Saved entries:

···

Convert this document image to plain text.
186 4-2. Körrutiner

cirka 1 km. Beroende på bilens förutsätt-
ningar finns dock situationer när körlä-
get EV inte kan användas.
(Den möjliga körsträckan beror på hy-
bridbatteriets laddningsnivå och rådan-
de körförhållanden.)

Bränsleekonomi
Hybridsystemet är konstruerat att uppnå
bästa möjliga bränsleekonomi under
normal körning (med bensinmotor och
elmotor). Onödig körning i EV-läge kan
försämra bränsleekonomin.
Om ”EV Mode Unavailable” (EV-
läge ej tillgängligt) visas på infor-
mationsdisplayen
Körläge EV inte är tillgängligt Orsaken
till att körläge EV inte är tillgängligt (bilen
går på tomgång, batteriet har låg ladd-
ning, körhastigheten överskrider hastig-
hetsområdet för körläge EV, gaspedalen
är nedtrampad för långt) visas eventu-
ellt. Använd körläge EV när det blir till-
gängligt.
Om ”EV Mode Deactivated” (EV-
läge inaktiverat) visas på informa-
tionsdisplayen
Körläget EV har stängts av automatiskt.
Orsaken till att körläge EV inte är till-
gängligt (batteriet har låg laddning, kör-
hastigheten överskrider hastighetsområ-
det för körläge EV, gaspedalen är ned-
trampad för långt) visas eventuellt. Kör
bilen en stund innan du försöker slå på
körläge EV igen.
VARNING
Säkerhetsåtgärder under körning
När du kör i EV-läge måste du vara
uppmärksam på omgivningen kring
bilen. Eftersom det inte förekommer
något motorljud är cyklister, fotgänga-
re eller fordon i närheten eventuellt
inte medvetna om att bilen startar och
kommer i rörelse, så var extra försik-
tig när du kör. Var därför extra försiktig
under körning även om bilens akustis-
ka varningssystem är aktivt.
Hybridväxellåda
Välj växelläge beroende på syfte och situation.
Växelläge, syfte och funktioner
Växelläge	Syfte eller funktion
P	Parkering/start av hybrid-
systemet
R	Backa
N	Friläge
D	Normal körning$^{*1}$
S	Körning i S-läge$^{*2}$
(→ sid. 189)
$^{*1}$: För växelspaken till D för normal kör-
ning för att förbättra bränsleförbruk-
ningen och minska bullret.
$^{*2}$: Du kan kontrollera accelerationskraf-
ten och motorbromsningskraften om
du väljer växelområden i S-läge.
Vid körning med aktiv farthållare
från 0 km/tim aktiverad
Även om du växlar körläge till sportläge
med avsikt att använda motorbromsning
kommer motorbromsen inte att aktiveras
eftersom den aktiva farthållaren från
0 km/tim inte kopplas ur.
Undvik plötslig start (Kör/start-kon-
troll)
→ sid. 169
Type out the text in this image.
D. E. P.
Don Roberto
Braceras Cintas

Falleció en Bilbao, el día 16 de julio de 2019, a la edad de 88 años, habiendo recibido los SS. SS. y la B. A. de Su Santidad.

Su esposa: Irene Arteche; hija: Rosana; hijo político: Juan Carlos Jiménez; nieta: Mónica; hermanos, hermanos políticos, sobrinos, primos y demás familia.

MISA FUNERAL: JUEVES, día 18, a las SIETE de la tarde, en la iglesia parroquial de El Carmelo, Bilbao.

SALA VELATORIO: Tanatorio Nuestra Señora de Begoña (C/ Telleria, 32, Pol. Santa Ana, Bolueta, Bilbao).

···

--- Instructions for the task ---
Identify which lines contain the word "under" and copy each one.

--- Answer to this problem ---
bästa möjliga bränsleekonomi under
Säkerhetsåtgärder under körning
under körning även om bilens akustis-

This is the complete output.